--- START ---
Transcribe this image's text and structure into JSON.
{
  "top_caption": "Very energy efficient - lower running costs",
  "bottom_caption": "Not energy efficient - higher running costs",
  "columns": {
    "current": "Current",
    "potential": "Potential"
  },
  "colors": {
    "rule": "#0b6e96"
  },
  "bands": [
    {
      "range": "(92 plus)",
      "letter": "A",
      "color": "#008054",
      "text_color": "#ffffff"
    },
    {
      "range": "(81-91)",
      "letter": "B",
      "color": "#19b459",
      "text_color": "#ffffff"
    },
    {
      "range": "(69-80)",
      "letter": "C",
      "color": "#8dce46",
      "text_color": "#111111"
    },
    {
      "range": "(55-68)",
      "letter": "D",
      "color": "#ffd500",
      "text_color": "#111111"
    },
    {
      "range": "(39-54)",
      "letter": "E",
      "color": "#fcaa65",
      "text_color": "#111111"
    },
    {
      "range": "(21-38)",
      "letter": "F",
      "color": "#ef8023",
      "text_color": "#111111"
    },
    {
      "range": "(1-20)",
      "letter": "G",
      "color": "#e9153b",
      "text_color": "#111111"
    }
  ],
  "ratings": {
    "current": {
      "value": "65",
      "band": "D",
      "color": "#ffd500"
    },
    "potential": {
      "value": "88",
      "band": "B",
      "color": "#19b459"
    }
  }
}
--- END ---
Task prompt — Transcribe the data above in full, exactly.

Exercise output —
Transcribe this image's text and structure into JSON.
{
  "top_caption": "Very energy efficient - lower running costs",
  "bottom_caption": "Not energy efficient - higher running costs",
  "columns": {
    "current": "Current",
    "potential": "Potential"
  },
  "colors": {
    "rule": "#0b6e96"
  },
  "bands": [
    {
      "range": "(92 plus)",
      "letter": "A",
      "color": "#008054",
      "text_color": "#ffffff"
    },
    {
      "range": "(81-91)",
      "letter": "B",
      "color": "#19b459",
      "text_color": "#ffffff"
    },
    {
      "range": "(69-80)",
      "letter": "C",
      "color": "#8dce46",
      "text_color": "#111111"
    },
    {
      "range": "(55-68)",
      "letter": "D",
      "color": "#ffd500",
      "text_color": "#111111"
    },
    {
      "range": "(39-54)",
      "letter": "E",
      "color": "#fcaa65",
      "text_color": "#111111"
    },
    {
      "range": "(21-38)",
      "letter": "F",
      "color": "#ef8023",
      "text_color": "#111111"
    },
    {
      "range": "(1-20)",
      "letter": "G",
      "color": "#e9153b",
      "text_color": "#111111"
    }
  ],
  "ratings": {
    "current": {
      "value": "65",
      "band": "D",
      "color": "#ffd500"
    },
    "potential": {
      "value": "88",
      "band": "B",
      "color": "#19b459"
    }
  }
}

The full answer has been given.